***** Materials provided

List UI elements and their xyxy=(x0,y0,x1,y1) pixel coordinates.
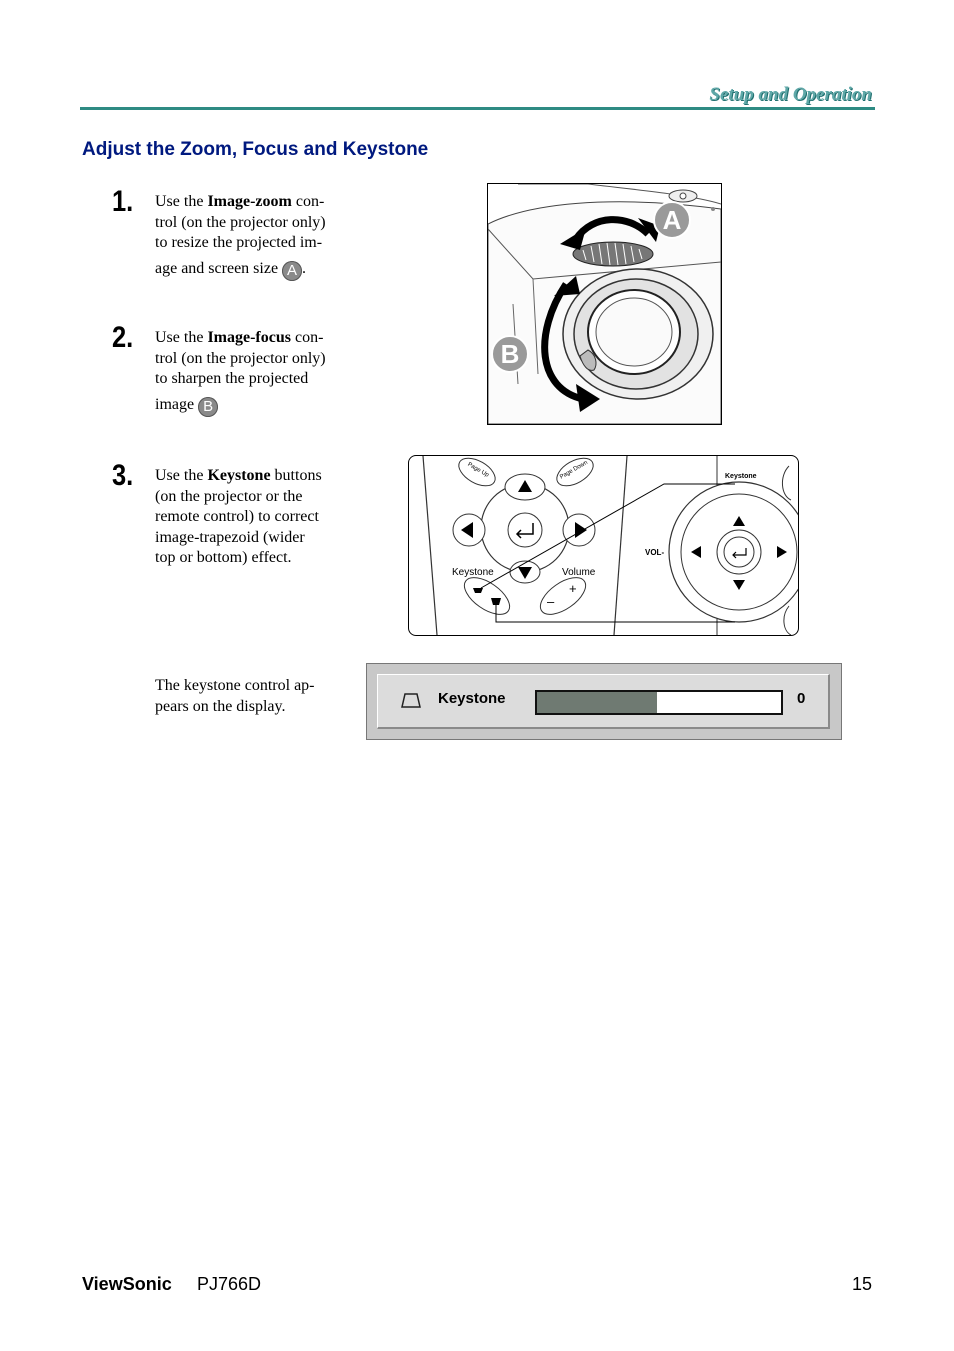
step-3-text xyxy=(155,466,360,569)
step-1-line-2: trol (on the projector only) xyxy=(155,213,326,231)
step-2-line-2: trol (on the projector only) xyxy=(155,349,326,367)
section-header: Setup and Operation xyxy=(709,84,872,105)
osd-panel xyxy=(377,674,830,729)
osd-slider-track[interactable] xyxy=(535,690,783,715)
step-1-text xyxy=(155,192,360,281)
figure-label-a: A xyxy=(662,205,682,235)
note-line-2: pears on the display. xyxy=(155,697,286,715)
step-3-line-5: top or bottom) effect. xyxy=(155,549,292,566)
step-1-line-4: age and screen size xyxy=(155,259,283,277)
figure-label-b: B xyxy=(500,339,520,369)
step-1-bold: Image-zoom xyxy=(207,193,292,210)
step-1-number: 1. xyxy=(112,185,134,218)
osd-keystone-label: Keystone xyxy=(438,690,506,707)
step-3-line-3: remote control) to correct xyxy=(155,508,319,525)
step-3-pre: Use the xyxy=(155,467,208,484)
volume-plus-label: + xyxy=(569,581,577,596)
step-2-line-3: to sharpen the projected xyxy=(155,370,309,387)
header-rule xyxy=(80,107,875,110)
step-2-bold: Image-focus xyxy=(207,329,291,346)
footer-brand: ViewSonic xyxy=(82,1274,172,1294)
keystone-osd xyxy=(366,663,842,740)
step-1-line-1: con- xyxy=(291,193,325,210)
page-number: 15 xyxy=(852,1274,873,1294)
step-3-line-1: buttons xyxy=(270,467,322,484)
volume-label: Volume xyxy=(562,567,596,578)
step-3-number: 3. xyxy=(112,459,134,492)
keystone-buttons-figure xyxy=(408,455,799,636)
keystone-note xyxy=(155,676,360,717)
keystone-right-label: Keystone xyxy=(725,473,757,480)
step-2-text xyxy=(155,328,360,417)
keystone-trapezoid-icon xyxy=(400,692,422,710)
osd-keystone-value: 0 xyxy=(797,690,806,707)
badge-a-icon: A xyxy=(282,261,302,281)
page-up-label: Page Up xyxy=(466,461,490,479)
page-down-label: Page Down xyxy=(559,459,589,481)
projector-lens-illustration xyxy=(488,184,721,424)
step-3-line-4: image-trapezoid (wider xyxy=(155,528,305,546)
step-1-end: . xyxy=(302,259,307,277)
step-1-line-3: to resize the projected im- xyxy=(155,234,323,251)
page-title: Adjust the Zoom, Focus and Keystone xyxy=(82,139,429,160)
keystone-left-label: Keystone xyxy=(452,567,494,578)
footer-model: PJ766D xyxy=(197,1274,262,1294)
step-2-number: 2. xyxy=(112,321,134,354)
osd-slider-fill xyxy=(537,692,657,713)
step-2-line-4: image xyxy=(155,395,199,413)
note-line-1: The keystone control ap- xyxy=(155,677,315,694)
step-3-line-2: (on the projector or the xyxy=(155,487,303,505)
step-2-pre: Use the xyxy=(155,329,208,346)
projector-lens-figure xyxy=(487,183,722,425)
badge-b-icon: B xyxy=(198,397,218,417)
keystone-buttons-illustration xyxy=(409,456,798,635)
step-1-pre: Use the xyxy=(155,193,208,210)
step-2-line-1: con- xyxy=(290,329,324,346)
vol-label: VOL- xyxy=(645,548,665,557)
volume-minus-label: – xyxy=(547,594,555,609)
step-3-bold: Keystone xyxy=(207,467,271,484)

**********

**Short problem**: Write out every line of the listing above word for word, leaving the pictures out.

**Final result**:
List UI elements and their xyxy=(x0,y0,x1,y1) pixel coordinates.
step-3-text xyxy=(155,466,360,569)
step-1-line-2: trol (on the projector only) xyxy=(155,213,326,231)
step-2-line-2: trol (on the projector only) xyxy=(155,349,326,367)
section-header: Setup and Operation xyxy=(709,84,872,105)
osd-panel xyxy=(377,674,830,729)
osd-slider-track[interactable] xyxy=(535,690,783,715)
step-1-text xyxy=(155,192,360,281)
figure-label-a: A xyxy=(662,205,682,235)
note-line-2: pears on the display. xyxy=(155,697,286,715)
step-3-line-5: top or bottom) effect. xyxy=(155,549,292,566)
step-1-line-4: age and screen size xyxy=(155,259,283,277)
figure-label-b: B xyxy=(500,339,520,369)
step-1-bold: Image-zoom xyxy=(207,193,292,210)
step-1-number: 1. xyxy=(112,185,134,218)
osd-keystone-label: Keystone xyxy=(438,690,506,707)
step-3-line-3: remote control) to correct xyxy=(155,508,319,525)
step-3-pre: Use the xyxy=(155,467,208,484)
volume-plus-label: + xyxy=(569,581,577,596)
step-2-line-3: to sharpen the projected xyxy=(155,370,309,387)
header-rule xyxy=(80,107,875,110)
step-2-bold: Image-focus xyxy=(207,329,291,346)
footer-brand: ViewSonic xyxy=(82,1274,172,1294)
keystone-osd xyxy=(366,663,842,740)
step-1-line-1: con- xyxy=(291,193,325,210)
page-number: 15 xyxy=(852,1274,873,1294)
step-3-line-1: buttons xyxy=(270,467,322,484)
volume-label: Volume xyxy=(562,567,596,578)
step-3-number: 3. xyxy=(112,459,134,492)
keystone-buttons-figure xyxy=(408,455,799,636)
keystone-note xyxy=(155,676,360,717)
keystone-right-label: Keystone xyxy=(725,473,757,480)
step-2-text xyxy=(155,328,360,417)
keystone-trapezoid-icon xyxy=(400,692,422,710)
osd-keystone-value: 0 xyxy=(797,690,806,707)
badge-a-icon: A xyxy=(282,261,302,281)
page-up-label: Page Up xyxy=(466,461,490,479)
page-down-label: Page Down xyxy=(559,459,589,481)
projector-lens-illustration xyxy=(488,184,721,424)
step-3-line-4: image-trapezoid (wider xyxy=(155,528,305,546)
step-1-end: . xyxy=(302,259,307,277)
step-1-line-3: to resize the projected im- xyxy=(155,234,323,251)
page-title: Adjust the Zoom, Focus and Keystone xyxy=(82,139,429,160)
keystone-left-label: Keystone xyxy=(452,567,494,578)
footer-model: PJ766D xyxy=(197,1274,262,1294)
step-2-number: 2. xyxy=(112,321,134,354)
osd-slider-fill xyxy=(537,692,657,713)
step-2-line-4: image xyxy=(155,395,199,413)
note-line-1: The keystone control ap- xyxy=(155,677,315,694)
step-3-line-2: (on the projector or the xyxy=(155,487,303,505)
step-2-pre: Use the xyxy=(155,329,208,346)
projector-lens-figure xyxy=(487,183,722,425)
badge-b-icon: B xyxy=(198,397,218,417)
keystone-buttons-illustration xyxy=(409,456,798,635)
step-1-pre: Use the xyxy=(155,193,208,210)
step-2-line-1: con- xyxy=(290,329,324,346)
vol-label: VOL- xyxy=(645,548,665,557)
volume-minus-label: – xyxy=(547,594,555,609)
step-3-bold: Keystone xyxy=(207,467,271,484)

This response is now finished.